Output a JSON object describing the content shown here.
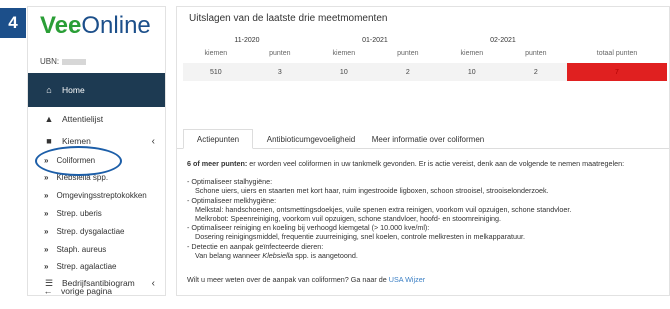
{
  "step_badge": "4",
  "brand": {
    "part1": "Vee",
    "part2": "Online"
  },
  "ubn_label": "UBN:",
  "sidebar": {
    "home": "Home",
    "attentielijst": "Attentielijst",
    "kiemen": "Kiemen",
    "sub_items": [
      "Coliformen",
      "Klebsiella spp.",
      "Omgevingsstreptokokken",
      "Strep. uberis",
      "Strep. dysgalactiae",
      "Staph. aureus",
      "Strep. agalactiae"
    ],
    "bedrijfsantibiogram": "Bedrijfsantibiogram",
    "back": "vorige pagina"
  },
  "main": {
    "title": "Uitslagen van de laatste drie meetmomenten",
    "dates": [
      "11-2020",
      "01-2021",
      "02-2021"
    ],
    "headers": [
      "kiemen",
      "punten",
      "kiemen",
      "punten",
      "kiemen",
      "punten",
      "totaal punten"
    ],
    "values": [
      "510",
      "3",
      "10",
      "2",
      "10",
      "2",
      "7"
    ],
    "total_color": "#e02020"
  },
  "tabs": [
    "Actiepunten",
    "Antibioticumgevoeligheid",
    "Meer informatie over coliformen"
  ],
  "content": {
    "intro_bold": "6 of meer punten:",
    "intro_rest": " er worden veel coliformen in uw tankmelk gevonden. Er is actie vereist, denk aan de volgende te nemen maatregelen:",
    "lines": [
      "- Optimaliseer stalhygiëne:",
      "Schone uiers, uiers en staarten met kort haar, ruim ingestrooide ligboxen, schoon strooisel, strooiselonderzoek.",
      "- Optimaliseer melkhygiëne:",
      "Melkstal: handschoenen, ontsmettingsdoekjes, vuile spenen extra reinigen, voorkom vuil opzuigen, schone standvloer.",
      "Melkrobot: Speenreiniging, voorkom vuil opzuigen, schone standvloer, hoofd- en stoomreiniging.",
      "- Optimaliseer reiniging en koeling bij verhoogd kiemgetal (> 10.000 kve/ml):",
      "Dosering reinigingsmiddel, frequentie zuurreiniging, snel koelen, controle melkresten in melkapparatuur.",
      "- Detectie en aanpak geïnfecteerde dieren:"
    ],
    "last_prefix": "Van belang wanneer ",
    "last_italic": "Klebsiella",
    "last_suffix": " spp. is aangetoond.",
    "footer_text": "Wilt u meer weten over de aanpak van coliformen? Ga naar de ",
    "footer_link": "USA Wijzer"
  }
}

# # # # # # #

Stated goal> Write the listing out a second time exactly, dropping all images.

Problem solution>
Output a JSON object describing the content shown here.
{
  "step_badge": "4",
  "brand": {
    "part1": "Vee",
    "part2": "Online"
  },
  "ubn_label": "UBN:",
  "sidebar": {
    "home": "Home",
    "attentielijst": "Attentielijst",
    "kiemen": "Kiemen",
    "sub_items": [
      "Coliformen",
      "Klebsiella spp.",
      "Omgevingsstreptokokken",
      "Strep. uberis",
      "Strep. dysgalactiae",
      "Staph. aureus",
      "Strep. agalactiae"
    ],
    "bedrijfsantibiogram": "Bedrijfsantibiogram",
    "back": "vorige pagina"
  },
  "main": {
    "title": "Uitslagen van de laatste drie meetmomenten",
    "dates": [
      "11-2020",
      "01-2021",
      "02-2021"
    ],
    "headers": [
      "kiemen",
      "punten",
      "kiemen",
      "punten",
      "kiemen",
      "punten",
      "totaal punten"
    ],
    "values": [
      "510",
      "3",
      "10",
      "2",
      "10",
      "2",
      "7"
    ],
    "total_color": "#e02020"
  },
  "tabs": [
    "Actiepunten",
    "Antibioticumgevoeligheid",
    "Meer informatie over coliformen"
  ],
  "content": {
    "intro_bold": "6 of meer punten:",
    "intro_rest": " er worden veel coliformen in uw tankmelk gevonden. Er is actie vereist, denk aan de volgende te nemen maatregelen:",
    "lines": [
      "- Optimaliseer stalhygiëne:",
      "Schone uiers, uiers en staarten met kort haar, ruim ingestrooide ligboxen, schoon strooisel, strooiselonderzoek.",
      "- Optimaliseer melkhygiëne:",
      "Melkstal: handschoenen, ontsmettingsdoekjes, vuile spenen extra reinigen, voorkom vuil opzuigen, schone standvloer.",
      "Melkrobot: Speenreiniging, voorkom vuil opzuigen, schone standvloer, hoofd- en stoomreiniging.",
      "- Optimaliseer reiniging en koeling bij verhoogd kiemgetal (> 10.000 kve/ml):",
      "Dosering reinigingsmiddel, frequentie zuurreiniging, snel koelen, controle melkresten in melkapparatuur.",
      "- Detectie en aanpak geïnfecteerde dieren:"
    ],
    "last_prefix": "Van belang wanneer ",
    "last_italic": "Klebsiella",
    "last_suffix": " spp. is aangetoond.",
    "footer_text": "Wilt u meer weten over de aanpak van coliformen? Ga naar de ",
    "footer_link": "USA Wijzer"
  }
}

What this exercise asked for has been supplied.